§ **Goal**: In your copy, include every line of the listing below exactly but none of the pictures.

§ **Input data**:
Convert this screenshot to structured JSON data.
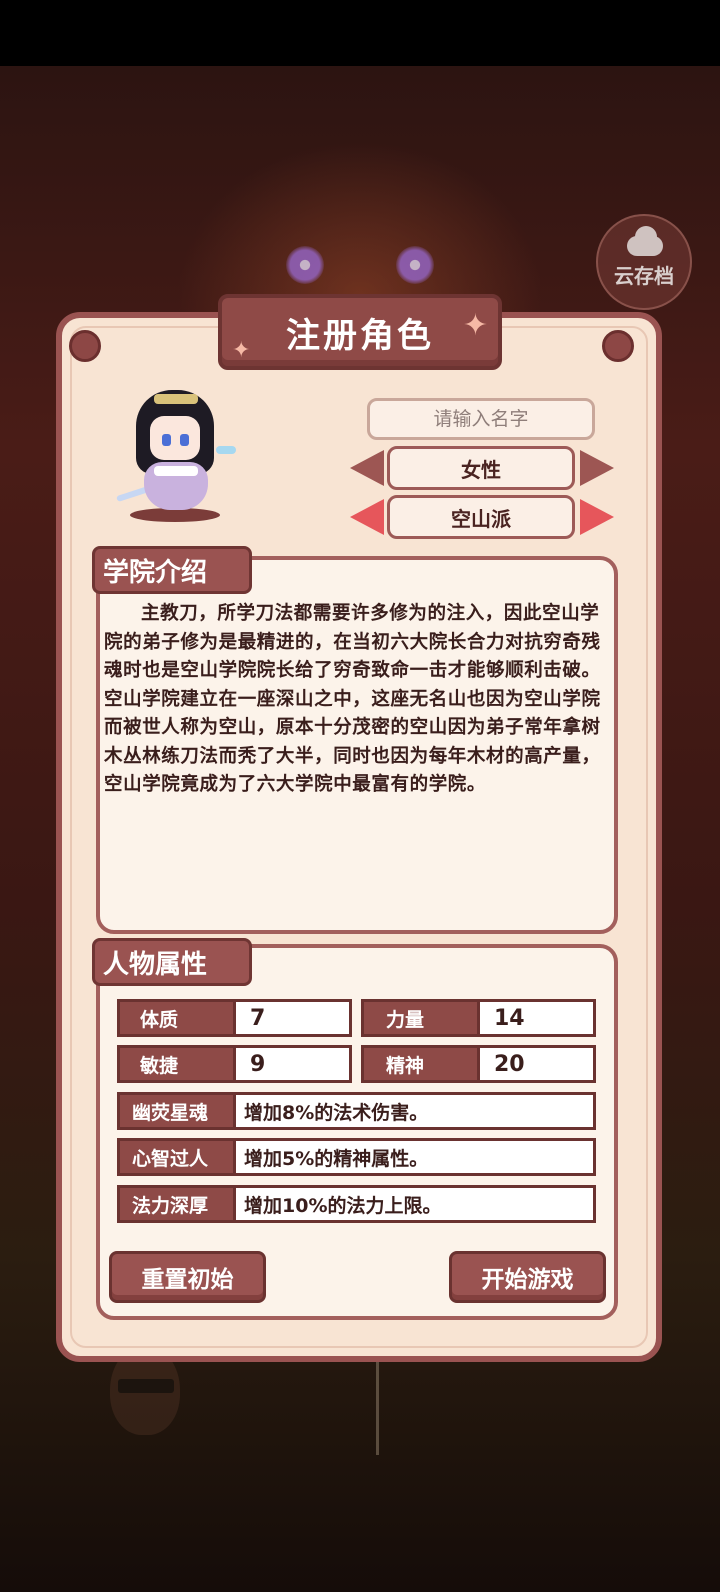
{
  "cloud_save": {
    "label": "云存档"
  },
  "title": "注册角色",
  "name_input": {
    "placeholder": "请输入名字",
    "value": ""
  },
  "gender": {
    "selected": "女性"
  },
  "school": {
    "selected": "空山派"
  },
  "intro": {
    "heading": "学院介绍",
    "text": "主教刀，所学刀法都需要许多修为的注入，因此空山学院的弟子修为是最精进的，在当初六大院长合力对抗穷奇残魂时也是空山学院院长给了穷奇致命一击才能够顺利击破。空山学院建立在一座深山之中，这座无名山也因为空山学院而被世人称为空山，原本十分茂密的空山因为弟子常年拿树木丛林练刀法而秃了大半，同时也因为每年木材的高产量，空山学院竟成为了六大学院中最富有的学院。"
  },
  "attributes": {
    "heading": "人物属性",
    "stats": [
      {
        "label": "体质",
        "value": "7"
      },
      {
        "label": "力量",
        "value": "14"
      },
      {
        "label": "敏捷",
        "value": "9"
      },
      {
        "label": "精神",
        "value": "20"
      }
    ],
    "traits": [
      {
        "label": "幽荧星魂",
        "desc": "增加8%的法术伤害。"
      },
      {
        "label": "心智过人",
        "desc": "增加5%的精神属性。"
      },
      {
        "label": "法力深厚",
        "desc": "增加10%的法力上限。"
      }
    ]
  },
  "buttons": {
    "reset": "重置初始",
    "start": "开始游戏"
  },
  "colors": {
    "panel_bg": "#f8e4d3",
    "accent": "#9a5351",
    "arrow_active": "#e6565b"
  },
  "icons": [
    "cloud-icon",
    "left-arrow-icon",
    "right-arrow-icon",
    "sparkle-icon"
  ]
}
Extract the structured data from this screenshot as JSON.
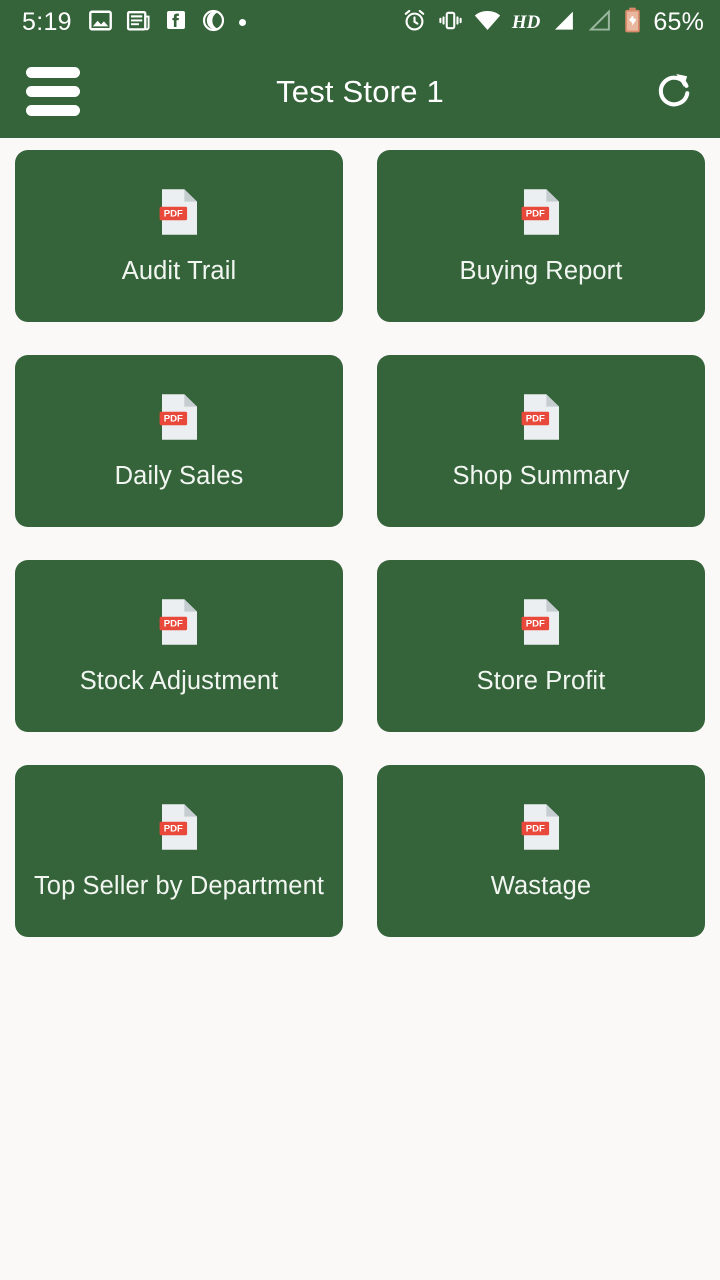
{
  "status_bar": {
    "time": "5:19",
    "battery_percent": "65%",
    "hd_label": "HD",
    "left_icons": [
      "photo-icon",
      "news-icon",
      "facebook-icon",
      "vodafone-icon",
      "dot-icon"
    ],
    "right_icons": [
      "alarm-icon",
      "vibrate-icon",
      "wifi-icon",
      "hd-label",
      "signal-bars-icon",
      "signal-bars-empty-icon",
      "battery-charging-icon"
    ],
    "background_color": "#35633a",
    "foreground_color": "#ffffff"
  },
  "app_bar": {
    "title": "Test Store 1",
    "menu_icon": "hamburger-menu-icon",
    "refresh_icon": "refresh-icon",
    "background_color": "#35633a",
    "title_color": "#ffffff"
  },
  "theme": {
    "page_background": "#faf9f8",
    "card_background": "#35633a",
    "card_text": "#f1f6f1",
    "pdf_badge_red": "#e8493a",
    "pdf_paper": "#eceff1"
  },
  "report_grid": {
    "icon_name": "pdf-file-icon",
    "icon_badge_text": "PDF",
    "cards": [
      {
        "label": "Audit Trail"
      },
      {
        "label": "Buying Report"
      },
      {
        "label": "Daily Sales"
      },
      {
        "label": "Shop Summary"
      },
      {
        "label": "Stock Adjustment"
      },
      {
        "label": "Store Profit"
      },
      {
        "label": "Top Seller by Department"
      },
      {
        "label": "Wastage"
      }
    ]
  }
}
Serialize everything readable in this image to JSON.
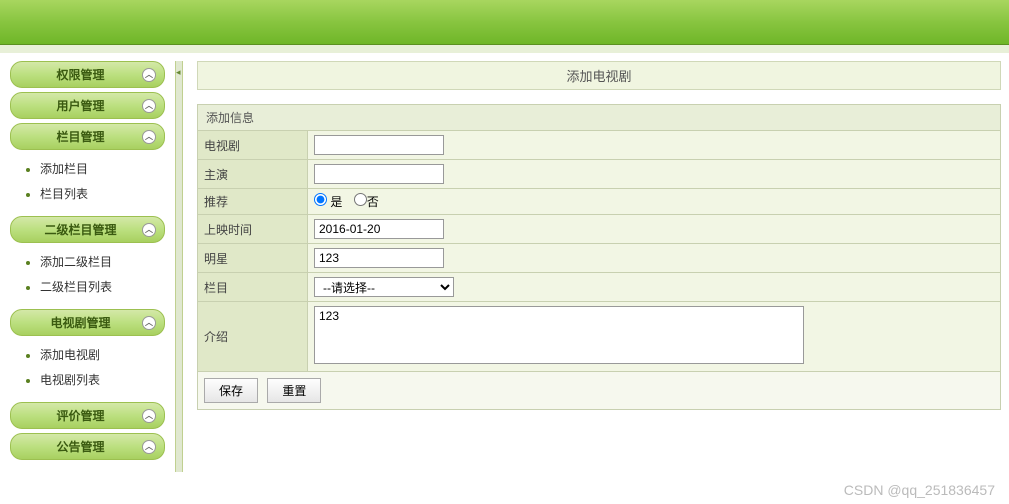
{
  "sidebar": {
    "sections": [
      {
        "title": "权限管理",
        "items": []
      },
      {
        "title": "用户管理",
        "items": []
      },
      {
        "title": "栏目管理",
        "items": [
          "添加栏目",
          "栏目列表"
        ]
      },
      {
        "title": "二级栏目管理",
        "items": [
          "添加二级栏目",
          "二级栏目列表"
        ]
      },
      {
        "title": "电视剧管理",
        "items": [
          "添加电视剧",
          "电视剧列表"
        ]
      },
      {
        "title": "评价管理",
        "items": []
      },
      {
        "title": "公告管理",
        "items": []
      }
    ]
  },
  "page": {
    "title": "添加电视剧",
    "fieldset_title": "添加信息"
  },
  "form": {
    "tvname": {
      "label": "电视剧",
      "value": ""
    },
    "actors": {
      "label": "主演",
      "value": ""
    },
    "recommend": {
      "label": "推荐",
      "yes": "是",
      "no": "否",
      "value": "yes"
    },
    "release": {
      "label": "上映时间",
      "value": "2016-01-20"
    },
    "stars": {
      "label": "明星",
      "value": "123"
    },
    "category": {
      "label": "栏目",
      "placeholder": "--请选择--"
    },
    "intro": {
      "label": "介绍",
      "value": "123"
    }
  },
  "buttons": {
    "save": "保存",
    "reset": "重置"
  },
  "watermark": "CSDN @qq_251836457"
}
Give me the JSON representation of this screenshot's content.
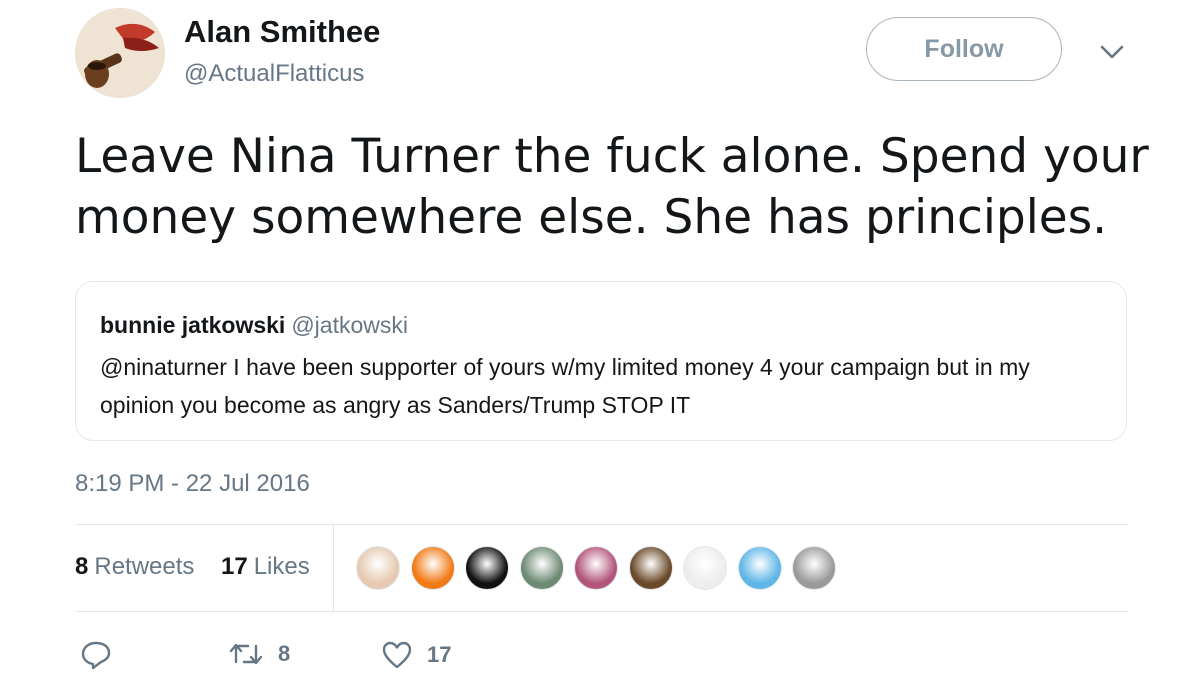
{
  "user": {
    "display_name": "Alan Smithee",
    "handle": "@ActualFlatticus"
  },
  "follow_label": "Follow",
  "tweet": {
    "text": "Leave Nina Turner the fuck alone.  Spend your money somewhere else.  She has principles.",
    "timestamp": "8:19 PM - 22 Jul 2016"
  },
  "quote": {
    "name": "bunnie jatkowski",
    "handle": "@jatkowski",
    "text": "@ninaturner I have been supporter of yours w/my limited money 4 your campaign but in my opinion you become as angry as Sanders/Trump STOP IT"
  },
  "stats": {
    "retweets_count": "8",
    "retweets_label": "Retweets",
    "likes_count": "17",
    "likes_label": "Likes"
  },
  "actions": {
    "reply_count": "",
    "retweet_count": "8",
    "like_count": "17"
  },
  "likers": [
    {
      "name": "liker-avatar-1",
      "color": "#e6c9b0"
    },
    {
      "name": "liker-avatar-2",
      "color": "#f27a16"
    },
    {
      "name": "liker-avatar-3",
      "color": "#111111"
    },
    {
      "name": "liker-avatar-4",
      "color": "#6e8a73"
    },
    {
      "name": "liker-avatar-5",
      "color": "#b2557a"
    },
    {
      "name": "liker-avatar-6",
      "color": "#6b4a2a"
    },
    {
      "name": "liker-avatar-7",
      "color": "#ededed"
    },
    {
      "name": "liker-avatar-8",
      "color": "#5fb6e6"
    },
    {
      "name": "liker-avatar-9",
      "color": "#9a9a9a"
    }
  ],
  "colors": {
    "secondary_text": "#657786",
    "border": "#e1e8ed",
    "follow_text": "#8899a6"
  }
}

§ **Full answer**:
Convert this screenshot to structured JSON data.
{
  "cloud_save": {
    "label": "云存档"
  },
  "title": "注册角色",
  "name_input": {
    "placeholder": "请输入名字",
    "value": ""
  },
  "gender": {
    "selected": "女性"
  },
  "school": {
    "selected": "空山派"
  },
  "intro": {
    "heading": "学院介绍",
    "text": "主教刀，所学刀法都需要许多修为的注入，因此空山学院的弟子修为是最精进的，在当初六大院长合力对抗穷奇残魂时也是空山学院院长给了穷奇致命一击才能够顺利击破。空山学院建立在一座深山之中，这座无名山也因为空山学院而被世人称为空山，原本十分茂密的空山因为弟子常年拿树木丛林练刀法而秃了大半，同时也因为每年木材的高产量，空山学院竟成为了六大学院中最富有的学院。"
  },
  "attributes": {
    "heading": "人物属性",
    "stats": [
      {
        "label": "体质",
        "value": "7"
      },
      {
        "label": "力量",
        "value": "14"
      },
      {
        "label": "敏捷",
        "value": "9"
      },
      {
        "label": "精神",
        "value": "20"
      }
    ],
    "traits": [
      {
        "label": "幽荧星魂",
        "desc": "增加8%的法术伤害。"
      },
      {
        "label": "心智过人",
        "desc": "增加5%的精神属性。"
      },
      {
        "label": "法力深厚",
        "desc": "增加10%的法力上限。"
      }
    ]
  },
  "buttons": {
    "reset": "重置初始",
    "start": "开始游戏"
  },
  "colors": {
    "panel_bg": "#f8e4d3",
    "accent": "#9a5351",
    "arrow_active": "#e6565b"
  },
  "icons": [
    "cloud-icon",
    "left-arrow-icon",
    "right-arrow-icon",
    "sparkle-icon"
  ]
}
Extract the structured data from this screenshot as JSON.
{
  "status_bar": {
    "time": "5:19",
    "battery_percent": "65%",
    "hd_label": "HD",
    "left_icons": [
      "photo-icon",
      "news-icon",
      "facebook-icon",
      "vodafone-icon",
      "dot-icon"
    ],
    "right_icons": [
      "alarm-icon",
      "vibrate-icon",
      "wifi-icon",
      "hd-label",
      "signal-bars-icon",
      "signal-bars-empty-icon",
      "battery-charging-icon"
    ],
    "background_color": "#35633a",
    "foreground_color": "#ffffff"
  },
  "app_bar": {
    "title": "Test Store 1",
    "menu_icon": "hamburger-menu-icon",
    "refresh_icon": "refresh-icon",
    "background_color": "#35633a",
    "title_color": "#ffffff"
  },
  "theme": {
    "page_background": "#faf9f8",
    "card_background": "#35633a",
    "card_text": "#f1f6f1",
    "pdf_badge_red": "#e8493a",
    "pdf_paper": "#eceff1"
  },
  "report_grid": {
    "icon_name": "pdf-file-icon",
    "icon_badge_text": "PDF",
    "cards": [
      {
        "label": "Audit Trail"
      },
      {
        "label": "Buying Report"
      },
      {
        "label": "Daily Sales"
      },
      {
        "label": "Shop Summary"
      },
      {
        "label": "Stock Adjustment"
      },
      {
        "label": "Store Profit"
      },
      {
        "label": "Top Seller by Department"
      },
      {
        "label": "Wastage"
      }
    ]
  }
}
Serialize everything readable in this image to JSON.
{
  "sidebar": {
    "sections": [
      {
        "title": "权限管理",
        "items": []
      },
      {
        "title": "用户管理",
        "items": []
      },
      {
        "title": "栏目管理",
        "items": [
          "添加栏目",
          "栏目列表"
        ]
      },
      {
        "title": "二级栏目管理",
        "items": [
          "添加二级栏目",
          "二级栏目列表"
        ]
      },
      {
        "title": "电视剧管理",
        "items": [
          "添加电视剧",
          "电视剧列表"
        ]
      },
      {
        "title": "评价管理",
        "items": []
      },
      {
        "title": "公告管理",
        "items": []
      }
    ]
  },
  "page": {
    "title": "添加电视剧",
    "fieldset_title": "添加信息"
  },
  "form": {
    "tvname": {
      "label": "电视剧",
      "value": ""
    },
    "actors": {
      "label": "主演",
      "value": ""
    },
    "recommend": {
      "label": "推荐",
      "yes": "是",
      "no": "否",
      "value": "yes"
    },
    "release": {
      "label": "上映时间",
      "value": "2016-01-20"
    },
    "stars": {
      "label": "明星",
      "value": "123"
    },
    "category": {
      "label": "栏目",
      "placeholder": "--请选择--"
    },
    "intro": {
      "label": "介绍",
      "value": "123"
    }
  },
  "buttons": {
    "save": "保存",
    "reset": "重置"
  },
  "watermark": "CSDN @qq_251836457"
}
Give me the JSON representation of this screenshot's content.
{
  "user": {
    "display_name": "Alan Smithee",
    "handle": "@ActualFlatticus"
  },
  "follow_label": "Follow",
  "tweet": {
    "text": "Leave Nina Turner the fuck alone.  Spend your money somewhere else.  She has principles.",
    "timestamp": "8:19 PM - 22 Jul 2016"
  },
  "quote": {
    "name": "bunnie jatkowski",
    "handle": "@jatkowski",
    "text": "@ninaturner I have been supporter of yours w/my limited money 4 your campaign but in my opinion you become as angry as Sanders/Trump STOP IT"
  },
  "stats": {
    "retweets_count": "8",
    "retweets_label": "Retweets",
    "likes_count": "17",
    "likes_label": "Likes"
  },
  "actions": {
    "reply_count": "",
    "retweet_count": "8",
    "like_count": "17"
  },
  "likers": [
    {
      "name": "liker-avatar-1",
      "color": "#e6c9b0"
    },
    {
      "name": "liker-avatar-2",
      "color": "#f27a16"
    },
    {
      "name": "liker-avatar-3",
      "color": "#111111"
    },
    {
      "name": "liker-avatar-4",
      "color": "#6e8a73"
    },
    {
      "name": "liker-avatar-5",
      "color": "#b2557a"
    },
    {
      "name": "liker-avatar-6",
      "color": "#6b4a2a"
    },
    {
      "name": "liker-avatar-7",
      "color": "#ededed"
    },
    {
      "name": "liker-avatar-8",
      "color": "#5fb6e6"
    },
    {
      "name": "liker-avatar-9",
      "color": "#9a9a9a"
    }
  ],
  "colors": {
    "secondary_text": "#657786",
    "border": "#e1e8ed",
    "follow_text": "#8899a6"
  }
}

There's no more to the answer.